++++ Dataset extract
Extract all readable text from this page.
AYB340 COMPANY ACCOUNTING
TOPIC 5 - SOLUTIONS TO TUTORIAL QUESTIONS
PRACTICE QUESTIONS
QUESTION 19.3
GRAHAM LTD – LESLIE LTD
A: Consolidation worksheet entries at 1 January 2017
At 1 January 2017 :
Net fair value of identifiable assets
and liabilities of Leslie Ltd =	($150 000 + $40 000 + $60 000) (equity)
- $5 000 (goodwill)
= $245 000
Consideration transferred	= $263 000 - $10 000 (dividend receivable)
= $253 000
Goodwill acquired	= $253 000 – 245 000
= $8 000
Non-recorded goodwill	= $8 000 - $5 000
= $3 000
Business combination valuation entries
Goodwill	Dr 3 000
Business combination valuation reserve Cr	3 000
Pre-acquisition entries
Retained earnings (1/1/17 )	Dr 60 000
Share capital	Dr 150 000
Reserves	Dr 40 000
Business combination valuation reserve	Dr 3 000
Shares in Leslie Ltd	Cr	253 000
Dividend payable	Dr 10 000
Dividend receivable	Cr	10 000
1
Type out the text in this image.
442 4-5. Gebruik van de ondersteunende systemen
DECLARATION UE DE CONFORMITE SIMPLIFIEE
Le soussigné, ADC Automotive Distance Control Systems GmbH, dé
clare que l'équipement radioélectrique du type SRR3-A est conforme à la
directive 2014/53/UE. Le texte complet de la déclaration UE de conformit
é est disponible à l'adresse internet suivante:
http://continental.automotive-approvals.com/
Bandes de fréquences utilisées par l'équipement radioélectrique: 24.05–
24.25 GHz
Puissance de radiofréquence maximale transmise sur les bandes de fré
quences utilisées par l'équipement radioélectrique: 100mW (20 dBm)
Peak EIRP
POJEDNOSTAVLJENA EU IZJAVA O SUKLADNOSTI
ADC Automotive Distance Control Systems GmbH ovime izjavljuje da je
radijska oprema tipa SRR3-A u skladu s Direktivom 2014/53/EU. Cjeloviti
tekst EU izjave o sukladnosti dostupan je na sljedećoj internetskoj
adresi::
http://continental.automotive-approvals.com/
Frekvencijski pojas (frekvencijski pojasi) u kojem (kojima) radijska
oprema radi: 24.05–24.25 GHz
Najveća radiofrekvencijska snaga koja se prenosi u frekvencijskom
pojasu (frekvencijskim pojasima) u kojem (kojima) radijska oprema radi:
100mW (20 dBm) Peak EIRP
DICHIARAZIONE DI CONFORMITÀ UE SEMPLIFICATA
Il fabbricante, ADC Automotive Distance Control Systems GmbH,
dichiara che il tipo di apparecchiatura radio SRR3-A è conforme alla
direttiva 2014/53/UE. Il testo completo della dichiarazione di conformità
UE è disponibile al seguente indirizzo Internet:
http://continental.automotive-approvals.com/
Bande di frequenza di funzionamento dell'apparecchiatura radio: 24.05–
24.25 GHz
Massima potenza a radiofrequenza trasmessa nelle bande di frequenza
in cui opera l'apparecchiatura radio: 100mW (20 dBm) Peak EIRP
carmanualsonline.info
++++++++
■ Written task
Begin with the line that contains "Type out the text in this image." and quote each line after it exactly, stopping after the last line of the data.

■ Exercise solution
Type out the text in this image.
442 4-5. Gebruik van de ondersteunende systemen
DECLARATION UE DE CONFORMITE SIMPLIFIEE
Le soussigné, ADC Automotive Distance Control Systems GmbH, dé
clare que l'équipement radioélectrique du type SRR3-A est conforme à la
directive 2014/53/UE. Le texte complet de la déclaration UE de conformit
é est disponible à l'adresse internet suivante:
http://continental.automotive-approvals.com/
Bandes de fréquences utilisées par l'équipement radioélectrique: 24.05–
24.25 GHz
Puissance de radiofréquence maximale transmise sur les bandes de fré
quences utilisées par l'équipement radioélectrique: 100mW (20 dBm)
Peak EIRP
POJEDNOSTAVLJENA EU IZJAVA O SUKLADNOSTI
ADC Automotive Distance Control Systems GmbH ovime izjavljuje da je
radijska oprema tipa SRR3-A u skladu s Direktivom 2014/53/EU. Cjeloviti
tekst EU izjave o sukladnosti dostupan je na sljedećoj internetskoj
adresi::
http://continental.automotive-approvals.com/
Frekvencijski pojas (frekvencijski pojasi) u kojem (kojima) radijska
oprema radi: 24.05–24.25 GHz
Najveća radiofrekvencijska snaga koja se prenosi u frekvencijskom
pojasu (frekvencijskim pojasima) u kojem (kojima) radijska oprema radi:
100mW (20 dBm) Peak EIRP
DICHIARAZIONE DI CONFORMITÀ UE SEMPLIFICATA
Il fabbricante, ADC Automotive Distance Control Systems GmbH,
dichiara che il tipo di apparecchiatura radio SRR3-A è conforme alla
direttiva 2014/53/UE. Il testo completo della dichiarazione di conformità
UE è disponibile al seguente indirizzo Internet:
http://continental.automotive-approvals.com/
Bande di frequenza di funzionamento dell'apparecchiatura radio: 24.05–
24.25 GHz
Massima potenza a radiofrequenza trasmessa nelle bande di frequenza
in cui opera l'apparecchiatura radio: 100mW (20 dBm) Peak EIRP
carmanualsonline.info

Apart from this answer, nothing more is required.